# WHAT THE TASK ASKS
Filter the entries below, keeping only lines with the word "Output".

# EXERCISE DATA

──────────

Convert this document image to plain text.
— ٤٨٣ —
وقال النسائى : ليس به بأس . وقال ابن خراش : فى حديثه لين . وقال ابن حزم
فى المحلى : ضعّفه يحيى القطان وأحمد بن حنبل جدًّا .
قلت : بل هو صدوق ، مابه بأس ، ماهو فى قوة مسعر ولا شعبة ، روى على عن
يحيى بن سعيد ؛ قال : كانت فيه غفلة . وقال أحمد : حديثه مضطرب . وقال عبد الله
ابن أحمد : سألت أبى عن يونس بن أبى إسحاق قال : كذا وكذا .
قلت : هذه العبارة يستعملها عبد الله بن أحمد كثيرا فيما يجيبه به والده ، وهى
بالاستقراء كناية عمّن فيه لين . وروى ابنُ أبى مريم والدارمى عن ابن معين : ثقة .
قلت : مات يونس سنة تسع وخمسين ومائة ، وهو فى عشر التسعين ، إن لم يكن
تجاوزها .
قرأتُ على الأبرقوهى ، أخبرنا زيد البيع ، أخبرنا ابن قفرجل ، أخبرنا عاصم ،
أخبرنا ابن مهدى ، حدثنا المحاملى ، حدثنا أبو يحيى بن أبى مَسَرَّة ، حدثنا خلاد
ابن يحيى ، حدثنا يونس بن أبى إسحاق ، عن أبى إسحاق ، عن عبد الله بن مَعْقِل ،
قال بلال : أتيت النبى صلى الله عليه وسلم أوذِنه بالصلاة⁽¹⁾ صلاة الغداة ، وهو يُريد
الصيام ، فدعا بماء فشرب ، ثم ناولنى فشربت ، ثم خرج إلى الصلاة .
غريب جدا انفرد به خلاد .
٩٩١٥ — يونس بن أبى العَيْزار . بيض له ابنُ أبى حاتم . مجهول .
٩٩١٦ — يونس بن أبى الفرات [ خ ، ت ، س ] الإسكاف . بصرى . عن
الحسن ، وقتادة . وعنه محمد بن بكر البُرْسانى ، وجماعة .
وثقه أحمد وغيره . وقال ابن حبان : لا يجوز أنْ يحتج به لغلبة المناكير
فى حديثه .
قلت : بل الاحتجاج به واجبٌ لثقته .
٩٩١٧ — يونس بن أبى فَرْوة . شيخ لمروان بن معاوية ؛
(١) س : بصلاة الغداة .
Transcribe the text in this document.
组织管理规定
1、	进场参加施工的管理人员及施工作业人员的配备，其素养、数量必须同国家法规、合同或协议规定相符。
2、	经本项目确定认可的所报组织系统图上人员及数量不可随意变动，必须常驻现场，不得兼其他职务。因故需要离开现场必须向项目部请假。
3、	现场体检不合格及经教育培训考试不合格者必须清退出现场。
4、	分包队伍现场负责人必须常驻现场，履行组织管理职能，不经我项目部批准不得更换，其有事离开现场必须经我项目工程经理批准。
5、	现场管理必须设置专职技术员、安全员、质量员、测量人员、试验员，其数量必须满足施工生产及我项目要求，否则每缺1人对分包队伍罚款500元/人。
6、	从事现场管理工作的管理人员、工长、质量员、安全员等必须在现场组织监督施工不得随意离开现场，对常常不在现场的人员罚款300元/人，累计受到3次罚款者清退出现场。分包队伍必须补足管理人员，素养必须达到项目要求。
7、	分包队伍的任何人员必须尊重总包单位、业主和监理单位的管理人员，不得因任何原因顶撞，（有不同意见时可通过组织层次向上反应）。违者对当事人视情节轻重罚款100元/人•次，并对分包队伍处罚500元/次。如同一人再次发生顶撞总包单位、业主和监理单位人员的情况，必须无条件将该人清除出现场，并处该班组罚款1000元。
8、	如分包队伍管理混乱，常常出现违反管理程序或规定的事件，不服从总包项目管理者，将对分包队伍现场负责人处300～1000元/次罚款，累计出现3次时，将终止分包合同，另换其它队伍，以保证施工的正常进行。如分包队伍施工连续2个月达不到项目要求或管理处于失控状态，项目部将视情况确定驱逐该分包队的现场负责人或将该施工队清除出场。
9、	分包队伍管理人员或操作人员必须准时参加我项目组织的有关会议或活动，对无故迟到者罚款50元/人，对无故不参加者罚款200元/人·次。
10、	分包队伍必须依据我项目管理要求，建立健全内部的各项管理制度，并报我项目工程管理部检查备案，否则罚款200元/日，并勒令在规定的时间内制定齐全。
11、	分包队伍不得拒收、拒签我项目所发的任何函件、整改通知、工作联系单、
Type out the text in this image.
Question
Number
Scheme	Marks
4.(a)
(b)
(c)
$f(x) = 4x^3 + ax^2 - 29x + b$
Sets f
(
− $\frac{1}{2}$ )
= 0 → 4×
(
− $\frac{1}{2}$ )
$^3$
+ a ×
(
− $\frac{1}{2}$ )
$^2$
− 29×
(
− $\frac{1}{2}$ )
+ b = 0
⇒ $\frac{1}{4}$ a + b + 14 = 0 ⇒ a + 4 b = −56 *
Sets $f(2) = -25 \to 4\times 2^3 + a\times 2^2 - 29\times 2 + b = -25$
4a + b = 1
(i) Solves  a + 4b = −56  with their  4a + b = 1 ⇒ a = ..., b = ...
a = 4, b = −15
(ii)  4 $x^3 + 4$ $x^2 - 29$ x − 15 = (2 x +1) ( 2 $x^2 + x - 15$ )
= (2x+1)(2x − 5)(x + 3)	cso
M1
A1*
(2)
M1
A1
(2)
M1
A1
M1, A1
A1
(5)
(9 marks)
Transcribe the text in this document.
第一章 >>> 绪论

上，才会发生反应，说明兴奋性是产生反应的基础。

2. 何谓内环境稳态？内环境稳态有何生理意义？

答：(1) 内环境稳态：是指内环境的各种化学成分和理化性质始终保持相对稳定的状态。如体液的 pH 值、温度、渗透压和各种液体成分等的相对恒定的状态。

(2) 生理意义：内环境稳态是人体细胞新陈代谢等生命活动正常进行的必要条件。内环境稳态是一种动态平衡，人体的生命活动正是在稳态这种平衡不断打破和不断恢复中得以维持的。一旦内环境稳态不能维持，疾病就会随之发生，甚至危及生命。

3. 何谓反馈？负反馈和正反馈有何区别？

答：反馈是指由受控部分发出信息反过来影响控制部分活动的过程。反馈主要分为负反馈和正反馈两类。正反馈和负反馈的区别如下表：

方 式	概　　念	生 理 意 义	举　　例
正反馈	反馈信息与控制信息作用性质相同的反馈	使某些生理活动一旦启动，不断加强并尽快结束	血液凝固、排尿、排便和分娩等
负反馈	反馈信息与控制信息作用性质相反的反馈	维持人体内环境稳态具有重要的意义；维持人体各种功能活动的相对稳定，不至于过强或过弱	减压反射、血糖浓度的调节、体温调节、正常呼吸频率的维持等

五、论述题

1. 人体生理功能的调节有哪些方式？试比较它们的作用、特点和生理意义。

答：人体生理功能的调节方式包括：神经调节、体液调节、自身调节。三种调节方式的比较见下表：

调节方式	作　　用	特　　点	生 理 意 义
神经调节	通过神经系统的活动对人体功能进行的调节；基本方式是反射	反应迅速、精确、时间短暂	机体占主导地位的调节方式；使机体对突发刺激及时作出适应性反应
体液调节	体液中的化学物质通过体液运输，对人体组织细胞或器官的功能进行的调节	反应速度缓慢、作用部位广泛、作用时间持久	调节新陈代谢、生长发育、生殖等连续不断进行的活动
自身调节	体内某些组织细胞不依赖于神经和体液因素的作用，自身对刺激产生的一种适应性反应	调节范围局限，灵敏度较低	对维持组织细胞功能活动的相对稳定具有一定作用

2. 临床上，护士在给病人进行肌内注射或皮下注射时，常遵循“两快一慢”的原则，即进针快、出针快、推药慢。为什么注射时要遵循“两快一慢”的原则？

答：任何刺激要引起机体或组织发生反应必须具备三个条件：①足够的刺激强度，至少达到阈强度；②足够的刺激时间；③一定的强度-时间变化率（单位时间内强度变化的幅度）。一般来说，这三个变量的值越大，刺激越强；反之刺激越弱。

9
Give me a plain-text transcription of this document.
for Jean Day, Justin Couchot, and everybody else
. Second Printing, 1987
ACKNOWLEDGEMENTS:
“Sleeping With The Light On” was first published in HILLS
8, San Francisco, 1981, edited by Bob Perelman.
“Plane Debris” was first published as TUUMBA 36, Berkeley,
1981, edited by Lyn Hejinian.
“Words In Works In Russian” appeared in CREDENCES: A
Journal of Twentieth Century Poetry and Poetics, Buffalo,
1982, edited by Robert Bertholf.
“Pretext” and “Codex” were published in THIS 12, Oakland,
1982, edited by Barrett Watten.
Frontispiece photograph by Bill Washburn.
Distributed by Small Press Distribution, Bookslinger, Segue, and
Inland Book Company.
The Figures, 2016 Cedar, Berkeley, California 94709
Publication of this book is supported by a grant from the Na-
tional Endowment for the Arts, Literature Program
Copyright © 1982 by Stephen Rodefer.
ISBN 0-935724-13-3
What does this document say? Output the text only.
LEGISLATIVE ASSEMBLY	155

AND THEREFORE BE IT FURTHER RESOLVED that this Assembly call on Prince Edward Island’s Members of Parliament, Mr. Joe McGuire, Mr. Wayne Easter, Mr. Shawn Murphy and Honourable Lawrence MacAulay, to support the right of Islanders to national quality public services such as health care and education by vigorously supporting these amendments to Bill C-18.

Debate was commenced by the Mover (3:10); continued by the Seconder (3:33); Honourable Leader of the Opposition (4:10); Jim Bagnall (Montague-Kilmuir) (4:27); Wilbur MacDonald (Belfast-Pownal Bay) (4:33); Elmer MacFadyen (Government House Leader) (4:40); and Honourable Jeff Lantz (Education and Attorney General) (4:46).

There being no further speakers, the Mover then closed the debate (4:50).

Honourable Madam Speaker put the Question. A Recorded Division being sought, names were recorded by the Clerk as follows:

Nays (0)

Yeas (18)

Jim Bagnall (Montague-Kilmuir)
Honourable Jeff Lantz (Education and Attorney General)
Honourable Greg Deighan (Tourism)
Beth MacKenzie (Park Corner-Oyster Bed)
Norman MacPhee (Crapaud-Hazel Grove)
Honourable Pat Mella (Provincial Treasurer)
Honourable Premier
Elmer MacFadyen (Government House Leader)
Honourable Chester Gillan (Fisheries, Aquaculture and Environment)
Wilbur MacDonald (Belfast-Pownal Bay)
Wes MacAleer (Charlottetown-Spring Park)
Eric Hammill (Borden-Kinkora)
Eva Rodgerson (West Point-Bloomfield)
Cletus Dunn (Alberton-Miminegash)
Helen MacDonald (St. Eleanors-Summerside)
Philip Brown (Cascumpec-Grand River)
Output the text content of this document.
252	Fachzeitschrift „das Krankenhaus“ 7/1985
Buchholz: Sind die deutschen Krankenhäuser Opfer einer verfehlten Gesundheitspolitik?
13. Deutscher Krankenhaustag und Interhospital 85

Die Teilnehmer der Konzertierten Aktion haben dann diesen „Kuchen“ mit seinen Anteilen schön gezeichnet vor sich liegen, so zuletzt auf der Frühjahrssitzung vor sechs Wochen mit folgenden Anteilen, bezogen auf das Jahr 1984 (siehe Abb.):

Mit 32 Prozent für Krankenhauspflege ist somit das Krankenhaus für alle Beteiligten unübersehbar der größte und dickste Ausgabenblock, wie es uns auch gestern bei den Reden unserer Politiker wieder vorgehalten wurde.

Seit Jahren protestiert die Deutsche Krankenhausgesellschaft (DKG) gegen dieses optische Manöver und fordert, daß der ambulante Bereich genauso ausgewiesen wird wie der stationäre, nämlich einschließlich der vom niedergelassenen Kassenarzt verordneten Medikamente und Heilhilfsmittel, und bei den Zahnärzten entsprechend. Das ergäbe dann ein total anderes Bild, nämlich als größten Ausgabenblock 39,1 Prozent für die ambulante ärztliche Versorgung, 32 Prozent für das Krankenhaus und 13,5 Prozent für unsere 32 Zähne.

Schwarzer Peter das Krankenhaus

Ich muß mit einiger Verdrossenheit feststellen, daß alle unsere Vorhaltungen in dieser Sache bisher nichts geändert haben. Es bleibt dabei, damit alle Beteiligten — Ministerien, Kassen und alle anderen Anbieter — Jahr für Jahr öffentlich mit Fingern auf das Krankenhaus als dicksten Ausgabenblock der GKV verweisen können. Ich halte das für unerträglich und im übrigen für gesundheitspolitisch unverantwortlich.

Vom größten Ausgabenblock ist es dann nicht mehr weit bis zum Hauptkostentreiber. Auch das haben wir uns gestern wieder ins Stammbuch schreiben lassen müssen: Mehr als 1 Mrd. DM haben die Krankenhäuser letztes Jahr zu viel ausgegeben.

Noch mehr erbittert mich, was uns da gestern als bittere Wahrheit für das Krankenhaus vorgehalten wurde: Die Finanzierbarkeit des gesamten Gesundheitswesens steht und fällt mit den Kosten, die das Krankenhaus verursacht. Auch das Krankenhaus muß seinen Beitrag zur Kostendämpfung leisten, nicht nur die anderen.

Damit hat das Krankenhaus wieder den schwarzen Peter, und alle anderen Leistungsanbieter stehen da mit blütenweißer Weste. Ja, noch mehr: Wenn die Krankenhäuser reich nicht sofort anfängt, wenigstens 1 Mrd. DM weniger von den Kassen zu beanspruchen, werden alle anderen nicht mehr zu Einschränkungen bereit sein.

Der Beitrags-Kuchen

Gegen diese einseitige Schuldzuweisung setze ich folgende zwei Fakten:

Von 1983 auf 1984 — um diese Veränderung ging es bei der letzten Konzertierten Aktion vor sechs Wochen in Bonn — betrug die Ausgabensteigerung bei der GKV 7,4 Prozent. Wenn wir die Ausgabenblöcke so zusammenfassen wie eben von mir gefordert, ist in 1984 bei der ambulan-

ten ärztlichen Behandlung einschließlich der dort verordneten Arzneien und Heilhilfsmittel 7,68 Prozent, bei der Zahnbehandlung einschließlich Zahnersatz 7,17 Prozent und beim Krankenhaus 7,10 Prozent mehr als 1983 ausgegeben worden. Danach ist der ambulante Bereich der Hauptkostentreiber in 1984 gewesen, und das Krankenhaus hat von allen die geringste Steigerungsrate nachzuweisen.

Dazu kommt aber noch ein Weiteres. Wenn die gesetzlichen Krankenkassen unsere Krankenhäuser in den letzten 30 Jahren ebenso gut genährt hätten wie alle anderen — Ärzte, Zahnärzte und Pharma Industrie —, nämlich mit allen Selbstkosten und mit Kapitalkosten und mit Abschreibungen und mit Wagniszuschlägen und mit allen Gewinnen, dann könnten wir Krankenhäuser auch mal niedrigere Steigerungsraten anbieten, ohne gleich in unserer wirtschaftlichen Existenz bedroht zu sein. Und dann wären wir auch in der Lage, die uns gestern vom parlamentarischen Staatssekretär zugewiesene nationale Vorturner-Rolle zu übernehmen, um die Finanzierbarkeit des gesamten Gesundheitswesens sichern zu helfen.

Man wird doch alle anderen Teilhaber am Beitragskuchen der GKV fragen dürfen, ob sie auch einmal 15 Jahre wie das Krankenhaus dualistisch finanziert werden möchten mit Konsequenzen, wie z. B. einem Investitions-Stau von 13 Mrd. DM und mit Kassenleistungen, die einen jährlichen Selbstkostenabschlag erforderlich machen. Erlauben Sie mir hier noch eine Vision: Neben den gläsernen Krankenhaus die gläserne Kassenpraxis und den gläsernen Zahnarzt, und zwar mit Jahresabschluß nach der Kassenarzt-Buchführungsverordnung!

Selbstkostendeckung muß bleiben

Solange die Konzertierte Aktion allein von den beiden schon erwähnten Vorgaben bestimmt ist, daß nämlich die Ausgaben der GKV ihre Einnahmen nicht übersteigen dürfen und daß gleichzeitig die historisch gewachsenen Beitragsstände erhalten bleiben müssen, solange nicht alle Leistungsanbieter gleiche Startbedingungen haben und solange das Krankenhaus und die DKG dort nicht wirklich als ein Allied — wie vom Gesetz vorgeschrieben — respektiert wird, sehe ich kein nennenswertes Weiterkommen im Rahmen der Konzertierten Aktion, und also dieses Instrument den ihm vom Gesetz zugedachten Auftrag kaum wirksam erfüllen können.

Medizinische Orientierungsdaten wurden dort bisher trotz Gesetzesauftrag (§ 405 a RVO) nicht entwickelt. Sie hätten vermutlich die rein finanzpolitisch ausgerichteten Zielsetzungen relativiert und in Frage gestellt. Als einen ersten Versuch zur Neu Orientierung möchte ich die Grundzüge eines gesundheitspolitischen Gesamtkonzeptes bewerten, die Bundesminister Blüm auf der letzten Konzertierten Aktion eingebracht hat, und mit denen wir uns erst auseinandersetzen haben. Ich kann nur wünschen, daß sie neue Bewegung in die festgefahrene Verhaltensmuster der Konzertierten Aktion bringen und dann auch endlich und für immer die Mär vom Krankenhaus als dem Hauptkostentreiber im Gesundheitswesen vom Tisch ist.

──────────

# FINISHED ANSWER
What does this document say? Output the text only.
Output the text content of this document.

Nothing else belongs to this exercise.